* Begin Raw records *

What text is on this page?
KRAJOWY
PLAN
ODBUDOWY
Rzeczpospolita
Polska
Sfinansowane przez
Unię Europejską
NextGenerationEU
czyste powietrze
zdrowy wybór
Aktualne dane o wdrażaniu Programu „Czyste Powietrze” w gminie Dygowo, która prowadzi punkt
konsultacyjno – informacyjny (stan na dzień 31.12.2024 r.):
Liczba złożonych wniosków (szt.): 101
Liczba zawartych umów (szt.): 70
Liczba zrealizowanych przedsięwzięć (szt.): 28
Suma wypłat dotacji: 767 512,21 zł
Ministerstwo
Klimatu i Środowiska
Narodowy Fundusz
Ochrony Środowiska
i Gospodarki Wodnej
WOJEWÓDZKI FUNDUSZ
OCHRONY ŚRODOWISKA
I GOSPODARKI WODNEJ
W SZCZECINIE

* End Raw records *
* Begin Raw records *

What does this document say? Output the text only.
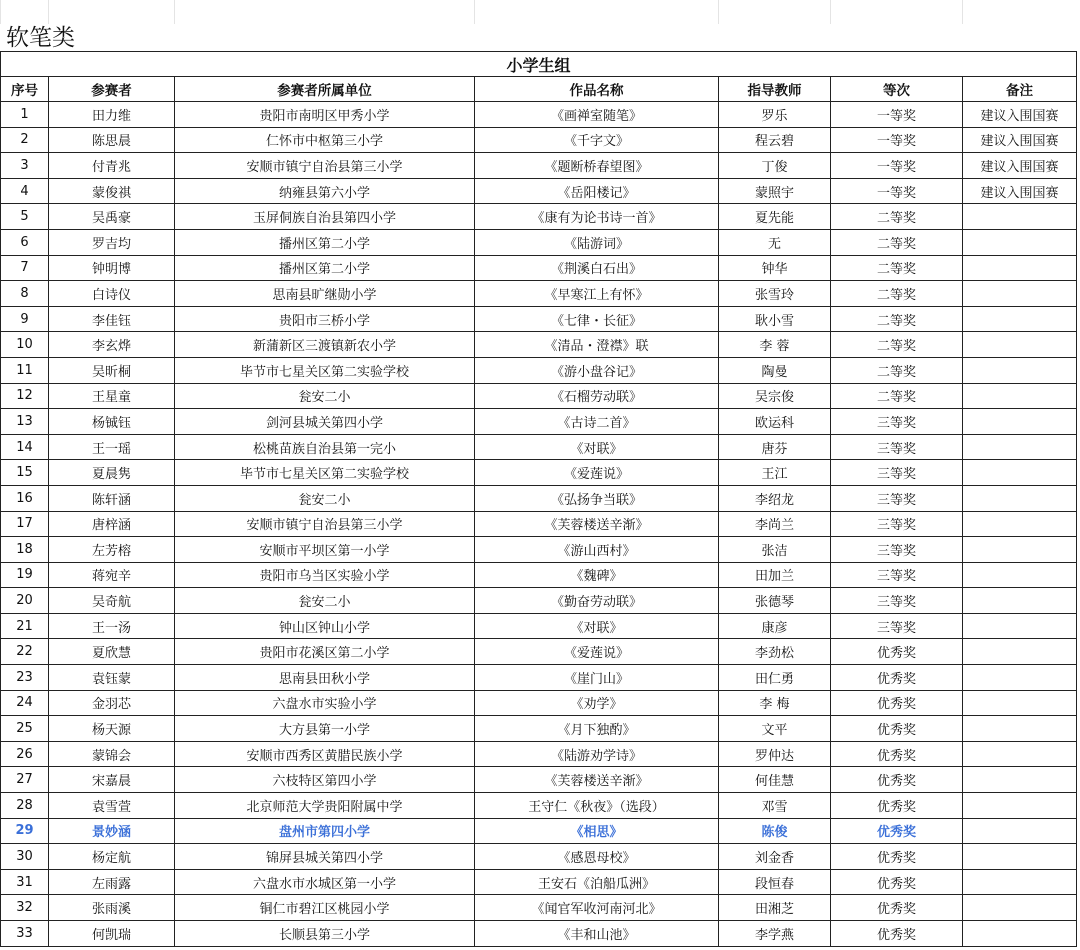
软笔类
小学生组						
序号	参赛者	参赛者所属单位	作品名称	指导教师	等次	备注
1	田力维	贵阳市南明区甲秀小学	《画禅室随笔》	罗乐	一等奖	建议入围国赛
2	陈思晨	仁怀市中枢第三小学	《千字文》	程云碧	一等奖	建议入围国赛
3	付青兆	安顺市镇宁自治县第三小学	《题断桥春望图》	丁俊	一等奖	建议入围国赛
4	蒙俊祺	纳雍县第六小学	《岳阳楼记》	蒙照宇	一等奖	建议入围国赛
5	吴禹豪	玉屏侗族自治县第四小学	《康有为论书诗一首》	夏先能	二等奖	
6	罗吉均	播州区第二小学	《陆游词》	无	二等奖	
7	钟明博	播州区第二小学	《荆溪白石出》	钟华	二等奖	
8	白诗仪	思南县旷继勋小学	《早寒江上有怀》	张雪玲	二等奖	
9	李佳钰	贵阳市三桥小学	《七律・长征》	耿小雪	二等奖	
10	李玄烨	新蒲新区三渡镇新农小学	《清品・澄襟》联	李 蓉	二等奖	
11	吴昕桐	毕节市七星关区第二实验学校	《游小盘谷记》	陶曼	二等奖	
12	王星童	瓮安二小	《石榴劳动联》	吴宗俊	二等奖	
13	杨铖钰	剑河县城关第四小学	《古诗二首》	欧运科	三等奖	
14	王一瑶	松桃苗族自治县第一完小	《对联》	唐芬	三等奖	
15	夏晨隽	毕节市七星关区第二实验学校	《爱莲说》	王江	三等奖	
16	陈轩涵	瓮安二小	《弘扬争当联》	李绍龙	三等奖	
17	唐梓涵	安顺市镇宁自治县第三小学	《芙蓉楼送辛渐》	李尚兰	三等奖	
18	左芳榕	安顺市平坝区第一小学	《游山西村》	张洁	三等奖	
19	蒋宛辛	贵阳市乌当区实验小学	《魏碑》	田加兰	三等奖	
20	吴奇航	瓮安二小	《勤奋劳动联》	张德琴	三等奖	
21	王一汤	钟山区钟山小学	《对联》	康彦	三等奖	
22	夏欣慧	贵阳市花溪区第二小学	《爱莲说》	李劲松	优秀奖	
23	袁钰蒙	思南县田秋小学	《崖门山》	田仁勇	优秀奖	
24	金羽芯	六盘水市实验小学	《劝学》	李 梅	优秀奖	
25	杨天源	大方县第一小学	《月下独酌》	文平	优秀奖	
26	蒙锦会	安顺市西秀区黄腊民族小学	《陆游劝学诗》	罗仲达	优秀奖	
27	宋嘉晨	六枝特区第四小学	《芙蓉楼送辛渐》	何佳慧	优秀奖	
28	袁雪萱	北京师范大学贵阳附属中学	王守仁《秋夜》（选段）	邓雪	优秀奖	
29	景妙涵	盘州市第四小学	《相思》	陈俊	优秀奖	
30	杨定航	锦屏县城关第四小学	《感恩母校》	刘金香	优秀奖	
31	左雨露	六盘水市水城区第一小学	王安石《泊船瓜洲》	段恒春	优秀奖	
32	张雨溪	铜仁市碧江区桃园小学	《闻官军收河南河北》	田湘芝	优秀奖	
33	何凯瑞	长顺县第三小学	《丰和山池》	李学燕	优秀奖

* End Raw records *

Given problem:
Extract all lines of the records above that include "Liczba".

Response to the task:
Liczba złożonych wniosków (szt.): 101
Liczba zawartych umów (szt.): 70
Liczba zrealizowanych przedsięwzięć (szt.): 28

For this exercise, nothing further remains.